*TASK INPUT:*

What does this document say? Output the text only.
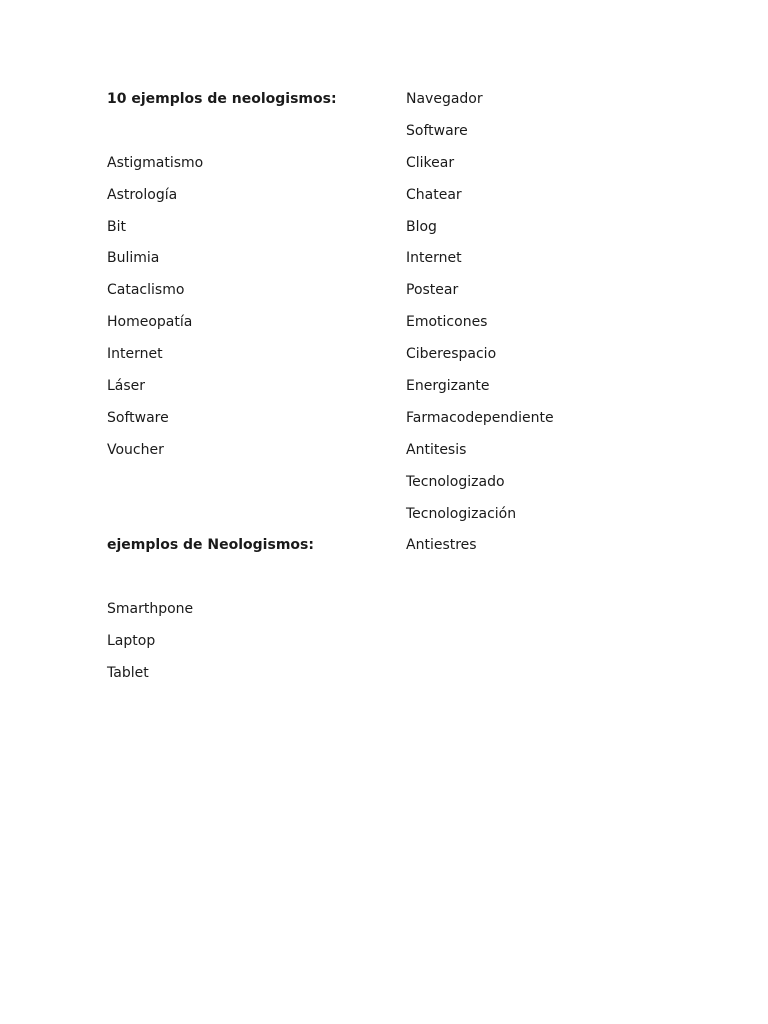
10 ejemplos de neologismos:
Astigmatismo
Astrología
Bit
Bulimia
Cataclismo
Homeopatía
Internet
Láser
Software
Voucher
ejemplos de Neologismos:
Smarthpone
Laptop
Tablet
Navegador
Software
Clikear
Chatear
Blog
Internet
Postear
Emoticones
Ciberespacio
Energizante
Farmacodependiente
Antitesis
Tecnologizado
Tecnologización
Antiestres
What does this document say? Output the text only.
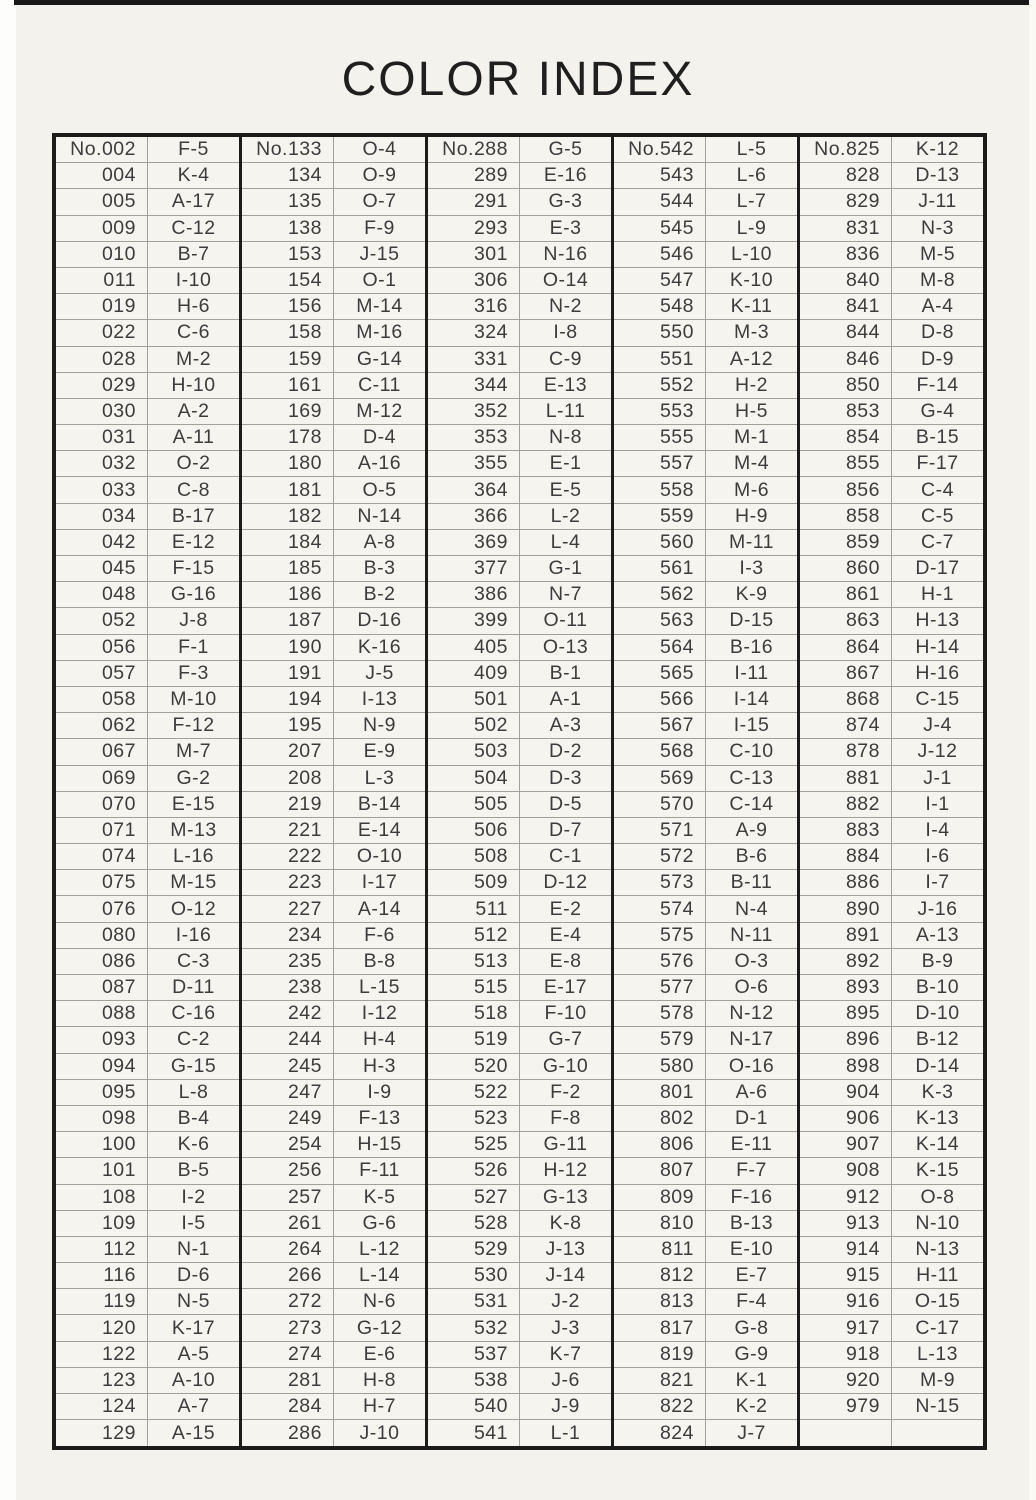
COLOR INDEX
No.002	F-5
004	K-4
005	A-17
009	C-12
010	B-7
011	I-10
019	H-6
022	C-6
028	M-2
029	H-10
030	A-2
031	A-11
032	O-2
033	C-8
034	B-17
042	E-12
045	F-15
048	G-16
052	J-8
056	F-1
057	F-3
058	M-10
062	F-12
067	M-7
069	G-2
070	E-15
071	M-13
074	L-16
075	M-15
076	O-12
080	I-16
086	C-3
087	D-11
088	C-16
093	C-2
094	G-15
095	L-8
098	B-4
100	K-6
101	B-5
108	I-2
109	I-5
112	N-1
116	D-6
119	N-5
120	K-17
122	A-5
123	A-10
124	A-7
129	A-15
No.133	O-4
134	O-9
135	O-7
138	F-9
153	J-15
154	O-1
156	M-14
158	M-16
159	G-14
161	C-11
169	M-12
178	D-4
180	A-16
181	O-5
182	N-14
184	A-8
185	B-3
186	B-2
187	D-16
190	K-16
191	J-5
194	I-13
195	N-9
207	E-9
208	L-3
219	B-14
221	E-14
222	O-10
223	I-17
227	A-14
234	F-6
235	B-8
238	L-15
242	I-12
244	H-4
245	H-3
247	I-9
249	F-13
254	H-15
256	F-11
257	K-5
261	G-6
264	L-12
266	L-14
272	N-6
273	G-12
274	E-6
281	H-8
284	H-7
286	J-10
No.288	G-5
289	E-16
291	G-3
293	E-3
301	N-16
306	O-14
316	N-2
324	I-8
331	C-9
344	E-13
352	L-11
353	N-8
355	E-1
364	E-5
366	L-2
369	L-4
377	G-1
386	N-7
399	O-11
405	O-13
409	B-1
501	A-1
502	A-3
503	D-2
504	D-3
505	D-5
506	D-7
508	C-1
509	D-12
511	E-2
512	E-4
513	E-8
515	E-17
518	F-10
519	G-7
520	G-10
522	F-2
523	F-8
525	G-11
526	H-12
527	G-13
528	K-8
529	J-13
530	J-14
531	J-2
532	J-3
537	K-7
538	J-6
540	J-9
541	L-1
No.542	L-5
543	L-6
544	L-7
545	L-9
546	L-10
547	K-10
548	K-11
550	M-3
551	A-12
552	H-2
553	H-5
555	M-1
557	M-4
558	M-6
559	H-9
560	M-11
561	I-3
562	K-9
563	D-15
564	B-16
565	I-11
566	I-14
567	I-15
568	C-10
569	C-13
570	C-14
571	A-9
572	B-6
573	B-11
574	N-4
575	N-11
576	O-3
577	O-6
578	N-12
579	N-17
580	O-16
801	A-6
802	D-1
806	E-11
807	F-7
809	F-16
810	B-13
811	E-10
812	E-7
813	F-4
817	G-8
819	G-9
821	K-1
822	K-2
824	J-7
No.825	K-12
828	D-13
829	J-11
831	N-3
836	M-5
840	M-8
841	A-4
844	D-8
846	D-9
850	F-14
853	G-4
854	B-15
855	F-17
856	C-4
858	C-5
859	C-7
860	D-17
861	H-1
863	H-13
864	H-14
867	H-16
868	C-15
874	J-4
878	J-12
881	J-1
882	I-1
883	I-4
884	I-6
886	I-7
890	J-16
891	A-13
892	B-9
893	B-10
895	D-10
896	B-12
898	D-14
904	K-3
906	K-13
907	K-14
908	K-15
912	O-8
913	N-10
914	N-13
915	H-11
916	O-15
917	C-17
918	L-13
920	M-9
979	N-15
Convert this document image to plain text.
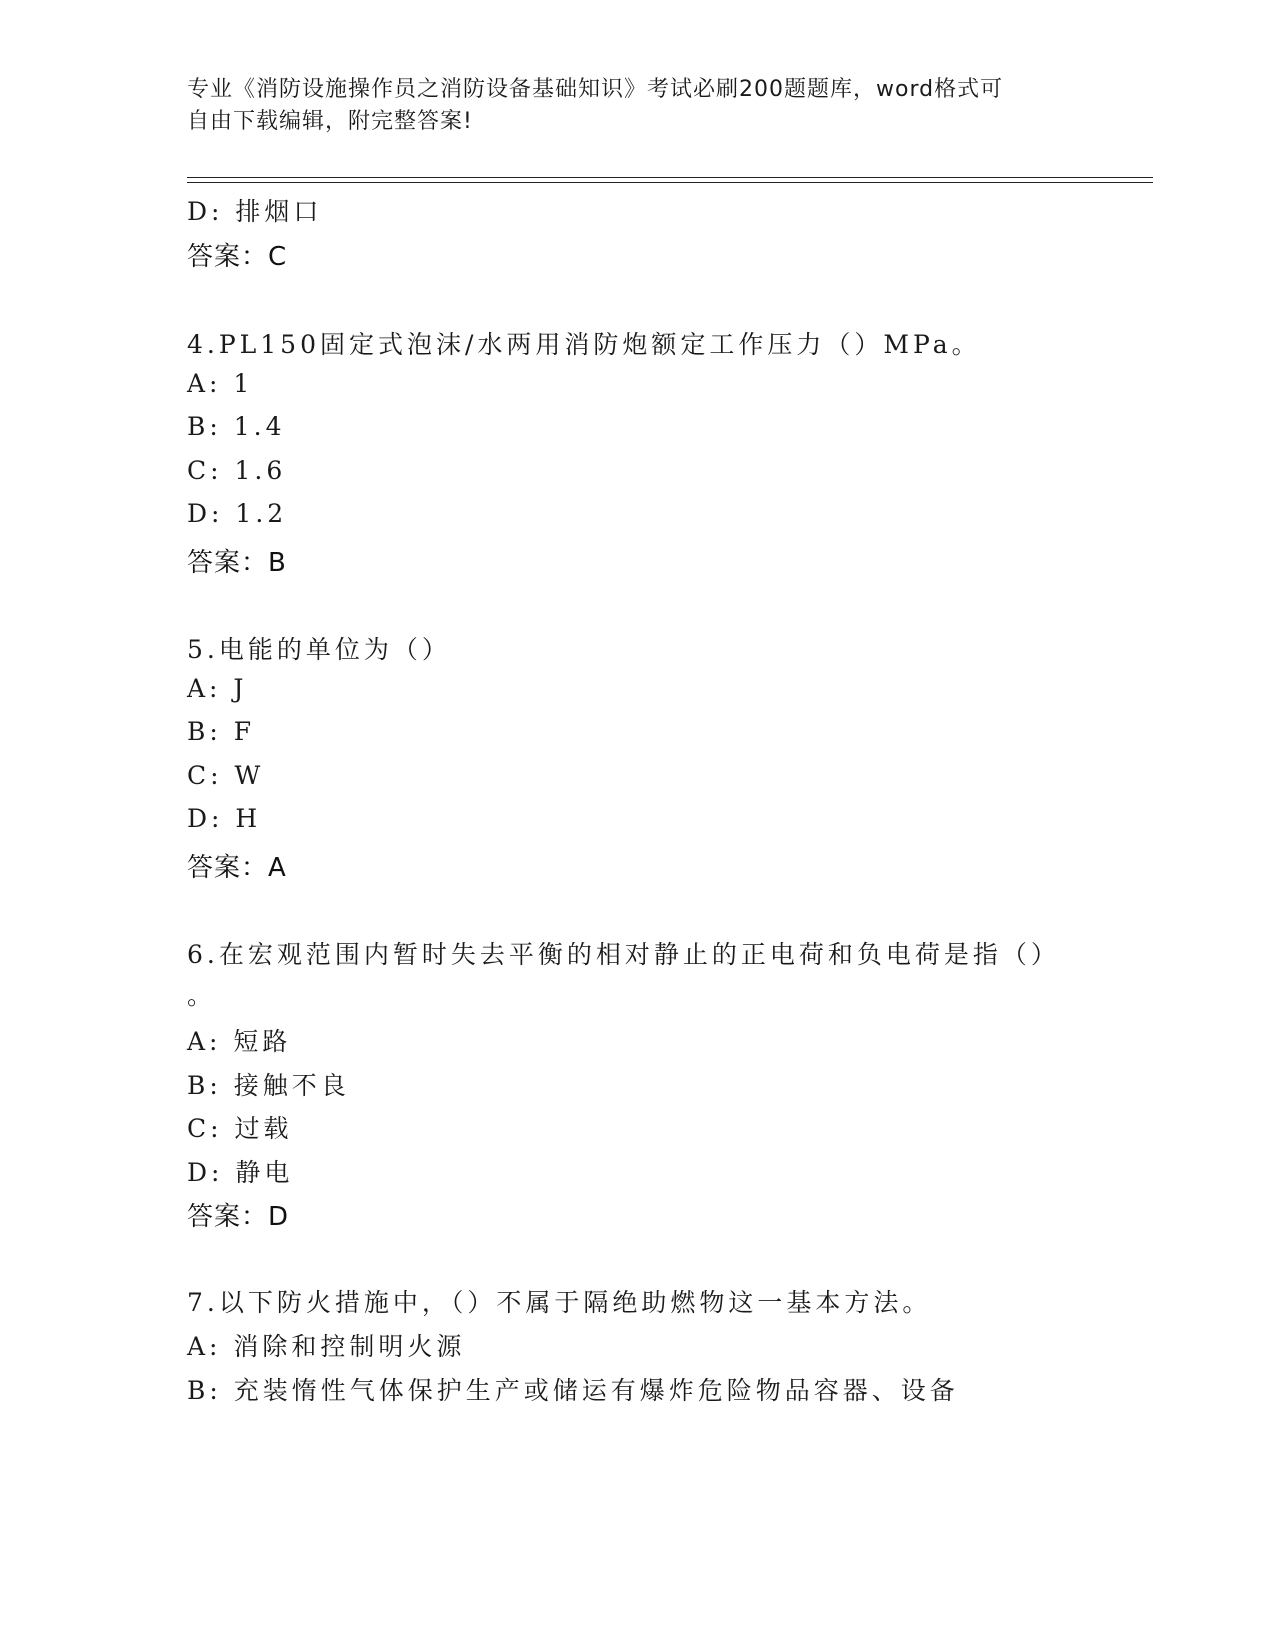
专业《消防设施操作员之消防设备基础知识》考试必刷200题题库，word格式可
自由下载编辑，附完整答案!
D: 排烟口
答案：C
4.PL150固定式泡沫/水两用消防炮额定工作压力（）MPa。
A: 1
B: 1.4
C: 1.6
D: 1.2
答案：B
5.电能的单位为（）
A: J
B: F
C: W
D: H
答案：A
6.在宏观范围内暂时失去平衡的相对静止的正电荷和负电荷是指（）
。
A: 短路
B: 接触不良
C: 过载
D: 静电
答案：D
7.以下防火措施中，（）不属于隔绝助燃物这一基本方法。
A: 消除和控制明火源
B: 充装惰性气体保护生产或储运有爆炸危险物品容器、设备
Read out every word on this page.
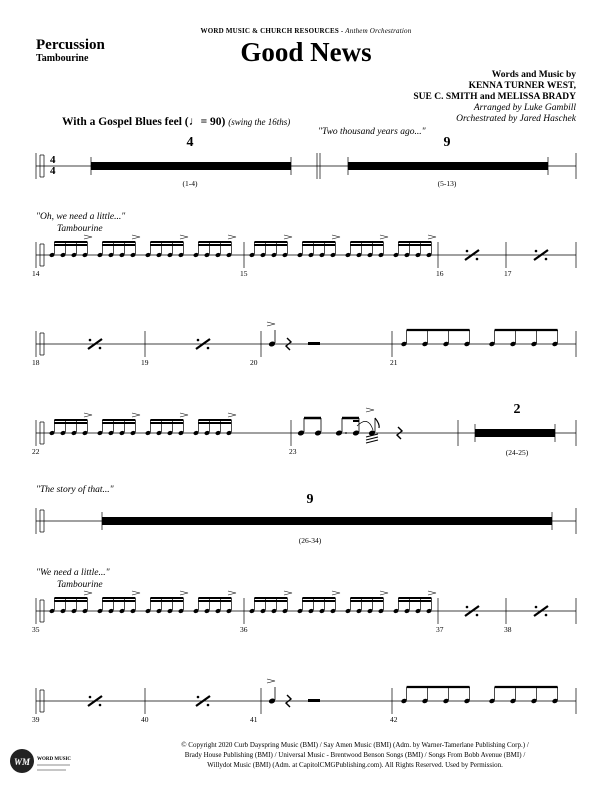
WORD MUSIC & CHURCH RESOURCES - Anthem Orchestration
Percussion
Tambourine	Good News
Words and Music by
KENNA TURNER WEST,
SUE C. SMITH and MELISSA BRADY
Arranged by Luke Gambill
Orchestrated by Jared Haschek
With a Gospel Blues feel (♩= 90) (swing the 16ths)
"Two thousand years ago..."
4	9
(1-4)	(5-13)
"Oh, we need a little..."
Tambourine
2
(24-25)
"The story of that..."
9
(26-34)
"We need a little..."
Tambourine
4
4
14	15	16	17
18	19	20	21
22	23
35	36	37	38
39	40	41	42
WM WORD MUSIC
© Copyright 2020 Curb Dayspring Music (BMI) / Say Amen Music (BMI) (Adm. by Warner-Tamerlane Publishing Corp.) /
Brady House Publishing (BMI) / Universal Music - Brentwood Benson Songs (BMI) / Songs From Bobb Avenue (BMI) /
Willydot Music (BMI) (Adm. at CapitolCMGPublishing.com). All Rights Reserved. Used by Permission.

*AIM OF THE TASK:* Reproduce the material word for word, minus the images.

*THE REPLY:*
What does this document say? Output the text only.
10 ejemplos de neologismos:
Astigmatismo
Astrología
Bit
Bulimia
Cataclismo
Homeopatía
Internet
Láser
Software
Voucher
ejemplos de Neologismos:
Smarthpone
Laptop
Tablet
Navegador
Software
Clikear
Chatear
Blog
Internet
Postear
Emoticones
Ciberespacio
Energizante
Farmacodependiente
Antitesis
Tecnologizado
Tecnologización
Antiestres
What does this document say? Output the text only.
COLOR INDEX
No.002	F-5
004	K-4
005	A-17
009	C-12
010	B-7
011	I-10
019	H-6
022	C-6
028	M-2
029	H-10
030	A-2
031	A-11
032	O-2
033	C-8
034	B-17
042	E-12
045	F-15
048	G-16
052	J-8
056	F-1
057	F-3
058	M-10
062	F-12
067	M-7
069	G-2
070	E-15
071	M-13
074	L-16
075	M-15
076	O-12
080	I-16
086	C-3
087	D-11
088	C-16
093	C-2
094	G-15
095	L-8
098	B-4
100	K-6
101	B-5
108	I-2
109	I-5
112	N-1
116	D-6
119	N-5
120	K-17
122	A-5
123	A-10
124	A-7
129	A-15
No.133	O-4
134	O-9
135	O-7
138	F-9
153	J-15
154	O-1
156	M-14
158	M-16
159	G-14
161	C-11
169	M-12
178	D-4
180	A-16
181	O-5
182	N-14
184	A-8
185	B-3
186	B-2
187	D-16
190	K-16
191	J-5
194	I-13
195	N-9
207	E-9
208	L-3
219	B-14
221	E-14
222	O-10
223	I-17
227	A-14
234	F-6
235	B-8
238	L-15
242	I-12
244	H-4
245	H-3
247	I-9
249	F-13
254	H-15
256	F-11
257	K-5
261	G-6
264	L-12
266	L-14
272	N-6
273	G-12
274	E-6
281	H-8
284	H-7
286	J-10
No.288	G-5
289	E-16
291	G-3
293	E-3
301	N-16
306	O-14
316	N-2
324	I-8
331	C-9
344	E-13
352	L-11
353	N-8
355	E-1
364	E-5
366	L-2
369	L-4
377	G-1
386	N-7
399	O-11
405	O-13
409	B-1
501	A-1
502	A-3
503	D-2
504	D-3
505	D-5
506	D-7
508	C-1
509	D-12
511	E-2
512	E-4
513	E-8
515	E-17
518	F-10
519	G-7
520	G-10
522	F-2
523	F-8
525	G-11
526	H-12
527	G-13
528	K-8
529	J-13
530	J-14
531	J-2
532	J-3
537	K-7
538	J-6
540	J-9
541	L-1
No.542	L-5
543	L-6
544	L-7
545	L-9
546	L-10
547	K-10
548	K-11
550	M-3
551	A-12
552	H-2
553	H-5
555	M-1
557	M-4
558	M-6
559	H-9
560	M-11
561	I-3
562	K-9
563	D-15
564	B-16
565	I-11
566	I-14
567	I-15
568	C-10
569	C-13
570	C-14
571	A-9
572	B-6
573	B-11
574	N-4
575	N-11
576	O-3
577	O-6
578	N-12
579	N-17
580	O-16
801	A-6
802	D-1
806	E-11
807	F-7
809	F-16
810	B-13
811	E-10
812	E-7
813	F-4
817	G-8
819	G-9
821	K-1
822	K-2
824	J-7
No.825	K-12
828	D-13
829	J-11
831	N-3
836	M-5
840	M-8
841	A-4
844	D-8
846	D-9
850	F-14
853	G-4
854	B-15
855	F-17
856	C-4
858	C-5
859	C-7
860	D-17
861	H-1
863	H-13
864	H-14
867	H-16
868	C-15
874	J-4
878	J-12
881	J-1
882	I-1
883	I-4
884	I-6
886	I-7
890	J-16
891	A-13
892	B-9
893	B-10
895	D-10
896	B-12
898	D-14
904	K-3
906	K-13
907	K-14
908	K-15
912	O-8
913	N-10
914	N-13
915	H-11
916	O-15
917	C-17
918	L-13
920	M-9
979	N-15
Convert this document image to plain text.
专业《消防设施操作员之消防设备基础知识》考试必刷200题题库，word格式可
自由下载编辑，附完整答案!
D: 排烟口
答案：C
4.PL150固定式泡沫/水两用消防炮额定工作压力（）MPa。
A: 1
B: 1.4
C: 1.6
D: 1.2
答案：B
5.电能的单位为（）
A: J
B: F
C: W
D: H
答案：A
6.在宏观范围内暂时失去平衡的相对静止的正电荷和负电荷是指（）
。
A: 短路
B: 接触不良
C: 过载
D: 静电
答案：D
7.以下防火措施中，（）不属于隔绝助燃物这一基本方法。
A: 消除和控制明火源
B: 充装惰性气体保护生产或储运有爆炸危险物品容器、设备
Read out every word on this page.
WORD MUSIC & CHURCH RESOURCES - Anthem Orchestration
Percussion
Tambourine	Good News
Words and Music by
KENNA TURNER WEST,
SUE C. SMITH and MELISSA BRADY
Arranged by Luke Gambill
Orchestrated by Jared Haschek
With a Gospel Blues feel (♩= 90) (swing the 16ths)
"Two thousand years ago..."
4	9
(1-4)	(5-13)
"Oh, we need a little..."
Tambourine
2
(24-25)
"The story of that..."
9
(26-34)
"We need a little..."
Tambourine
4
4
14	15	16	17
18	19	20	21
22	23
35	36	37	38
39	40	41	42
WM WORD MUSIC
© Copyright 2020 Curb Dayspring Music (BMI) / Say Amen Music (BMI) (Adm. by Warner-Tamerlane Publishing Corp.) /
Brady House Publishing (BMI) / Universal Music - Brentwood Benson Songs (BMI) / Songs From Bobb Avenue (BMI) /
Willydot Music (BMI) (Adm. at CapitolCMGPublishing.com). All Rights Reserved. Used by Permission.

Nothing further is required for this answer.